(Dataset records)
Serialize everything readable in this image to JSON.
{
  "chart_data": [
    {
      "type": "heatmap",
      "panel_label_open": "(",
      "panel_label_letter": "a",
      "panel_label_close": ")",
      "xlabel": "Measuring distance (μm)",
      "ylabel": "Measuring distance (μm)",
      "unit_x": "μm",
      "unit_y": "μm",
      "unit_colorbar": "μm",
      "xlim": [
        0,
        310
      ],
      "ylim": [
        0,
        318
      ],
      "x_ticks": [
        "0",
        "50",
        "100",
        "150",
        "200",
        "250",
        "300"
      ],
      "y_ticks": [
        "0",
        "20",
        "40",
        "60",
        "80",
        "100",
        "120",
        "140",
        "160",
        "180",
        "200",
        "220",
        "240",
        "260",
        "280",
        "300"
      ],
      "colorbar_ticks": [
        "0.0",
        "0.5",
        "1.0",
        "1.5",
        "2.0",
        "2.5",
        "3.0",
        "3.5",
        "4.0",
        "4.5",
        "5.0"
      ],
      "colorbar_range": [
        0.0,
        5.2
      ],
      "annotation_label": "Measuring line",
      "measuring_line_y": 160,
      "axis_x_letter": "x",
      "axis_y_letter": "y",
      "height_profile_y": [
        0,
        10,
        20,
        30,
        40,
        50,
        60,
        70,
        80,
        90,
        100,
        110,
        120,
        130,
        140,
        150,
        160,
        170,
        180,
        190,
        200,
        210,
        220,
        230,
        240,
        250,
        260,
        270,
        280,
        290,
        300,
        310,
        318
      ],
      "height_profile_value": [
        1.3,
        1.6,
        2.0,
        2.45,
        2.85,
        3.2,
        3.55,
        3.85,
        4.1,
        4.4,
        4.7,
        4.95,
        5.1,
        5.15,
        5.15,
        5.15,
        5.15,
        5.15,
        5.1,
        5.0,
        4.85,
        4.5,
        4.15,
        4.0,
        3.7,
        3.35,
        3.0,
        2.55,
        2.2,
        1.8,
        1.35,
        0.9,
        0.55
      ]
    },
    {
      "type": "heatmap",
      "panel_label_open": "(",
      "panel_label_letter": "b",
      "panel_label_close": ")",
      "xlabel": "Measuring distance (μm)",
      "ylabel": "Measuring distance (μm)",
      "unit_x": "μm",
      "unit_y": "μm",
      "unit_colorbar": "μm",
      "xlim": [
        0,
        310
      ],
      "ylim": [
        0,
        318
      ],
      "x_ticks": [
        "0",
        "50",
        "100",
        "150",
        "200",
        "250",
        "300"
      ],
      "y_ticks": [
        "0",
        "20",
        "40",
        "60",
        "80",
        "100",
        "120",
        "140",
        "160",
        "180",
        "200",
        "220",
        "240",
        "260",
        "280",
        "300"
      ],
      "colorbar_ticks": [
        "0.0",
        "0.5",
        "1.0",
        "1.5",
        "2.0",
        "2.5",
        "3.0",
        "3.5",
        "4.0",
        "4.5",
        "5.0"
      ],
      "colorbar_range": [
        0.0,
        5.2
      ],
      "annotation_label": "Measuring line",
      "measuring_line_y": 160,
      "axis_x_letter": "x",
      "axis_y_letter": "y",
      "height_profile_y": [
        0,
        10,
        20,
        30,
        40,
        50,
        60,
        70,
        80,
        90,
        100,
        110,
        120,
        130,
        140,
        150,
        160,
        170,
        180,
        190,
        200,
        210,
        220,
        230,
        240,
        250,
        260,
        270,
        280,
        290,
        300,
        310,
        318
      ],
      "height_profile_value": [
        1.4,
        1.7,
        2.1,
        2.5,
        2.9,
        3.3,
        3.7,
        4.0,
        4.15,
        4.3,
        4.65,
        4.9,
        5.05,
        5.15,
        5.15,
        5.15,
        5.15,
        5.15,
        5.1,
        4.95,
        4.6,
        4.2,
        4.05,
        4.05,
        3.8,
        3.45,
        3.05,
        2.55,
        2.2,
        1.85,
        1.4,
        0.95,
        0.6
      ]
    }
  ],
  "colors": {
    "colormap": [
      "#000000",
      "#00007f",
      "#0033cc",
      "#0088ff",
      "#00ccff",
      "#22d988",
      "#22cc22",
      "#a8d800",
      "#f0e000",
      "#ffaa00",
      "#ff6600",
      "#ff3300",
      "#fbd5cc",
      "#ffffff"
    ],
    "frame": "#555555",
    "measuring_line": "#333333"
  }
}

*Task prompt*: Write the complete data out, exactly as above.

*Written answer*:
Serialize everything readable in this image to JSON.
{
  "chart_data": [
    {
      "type": "heatmap",
      "panel_label_open": "(",
      "panel_label_letter": "a",
      "panel_label_close": ")",
      "xlabel": "Measuring distance (μm)",
      "ylabel": "Measuring distance (μm)",
      "unit_x": "μm",
      "unit_y": "μm",
      "unit_colorbar": "μm",
      "xlim": [
        0,
        310
      ],
      "ylim": [
        0,
        318
      ],
      "x_ticks": [
        "0",
        "50",
        "100",
        "150",
        "200",
        "250",
        "300"
      ],
      "y_ticks": [
        "0",
        "20",
        "40",
        "60",
        "80",
        "100",
        "120",
        "140",
        "160",
        "180",
        "200",
        "220",
        "240",
        "260",
        "280",
        "300"
      ],
      "colorbar_ticks": [
        "0.0",
        "0.5",
        "1.0",
        "1.5",
        "2.0",
        "2.5",
        "3.0",
        "3.5",
        "4.0",
        "4.5",
        "5.0"
      ],
      "colorbar_range": [
        0.0,
        5.2
      ],
      "annotation_label": "Measuring line",
      "measuring_line_y": 160,
      "axis_x_letter": "x",
      "axis_y_letter": "y",
      "height_profile_y": [
        0,
        10,
        20,
        30,
        40,
        50,
        60,
        70,
        80,
        90,
        100,
        110,
        120,
        130,
        140,
        150,
        160,
        170,
        180,
        190,
        200,
        210,
        220,
        230,
        240,
        250,
        260,
        270,
        280,
        290,
        300,
        310,
        318
      ],
      "height_profile_value": [
        1.3,
        1.6,
        2.0,
        2.45,
        2.85,
        3.2,
        3.55,
        3.85,
        4.1,
        4.4,
        4.7,
        4.95,
        5.1,
        5.15,
        5.15,
        5.15,
        5.15,
        5.15,
        5.1,
        5.0,
        4.85,
        4.5,
        4.15,
        4.0,
        3.7,
        3.35,
        3.0,
        2.55,
        2.2,
        1.8,
        1.35,
        0.9,
        0.55
      ]
    },
    {
      "type": "heatmap",
      "panel_label_open": "(",
      "panel_label_letter": "b",
      "panel_label_close": ")",
      "xlabel": "Measuring distance (μm)",
      "ylabel": "Measuring distance (μm)",
      "unit_x": "μm",
      "unit_y": "μm",
      "unit_colorbar": "μm",
      "xlim": [
        0,
        310
      ],
      "ylim": [
        0,
        318
      ],
      "x_ticks": [
        "0",
        "50",
        "100",
        "150",
        "200",
        "250",
        "300"
      ],
      "y_ticks": [
        "0",
        "20",
        "40",
        "60",
        "80",
        "100",
        "120",
        "140",
        "160",
        "180",
        "200",
        "220",
        "240",
        "260",
        "280",
        "300"
      ],
      "colorbar_ticks": [
        "0.0",
        "0.5",
        "1.0",
        "1.5",
        "2.0",
        "2.5",
        "3.0",
        "3.5",
        "4.0",
        "4.5",
        "5.0"
      ],
      "colorbar_range": [
        0.0,
        5.2
      ],
      "annotation_label": "Measuring line",
      "measuring_line_y": 160,
      "axis_x_letter": "x",
      "axis_y_letter": "y",
      "height_profile_y": [
        0,
        10,
        20,
        30,
        40,
        50,
        60,
        70,
        80,
        90,
        100,
        110,
        120,
        130,
        140,
        150,
        160,
        170,
        180,
        190,
        200,
        210,
        220,
        230,
        240,
        250,
        260,
        270,
        280,
        290,
        300,
        310,
        318
      ],
      "height_profile_value": [
        1.4,
        1.7,
        2.1,
        2.5,
        2.9,
        3.3,
        3.7,
        4.0,
        4.15,
        4.3,
        4.65,
        4.9,
        5.05,
        5.15,
        5.15,
        5.15,
        5.15,
        5.15,
        5.1,
        4.95,
        4.6,
        4.2,
        4.05,
        4.05,
        3.8,
        3.45,
        3.05,
        2.55,
        2.2,
        1.85,
        1.4,
        0.95,
        0.6
      ]
    }
  ],
  "colors": {
    "colormap": [
      "#000000",
      "#00007f",
      "#0033cc",
      "#0088ff",
      "#00ccff",
      "#22d988",
      "#22cc22",
      "#a8d800",
      "#f0e000",
      "#ffaa00",
      "#ff6600",
      "#ff3300",
      "#fbd5cc",
      "#ffffff"
    ],
    "frame": "#555555",
    "measuring_line": "#333333"
  }
}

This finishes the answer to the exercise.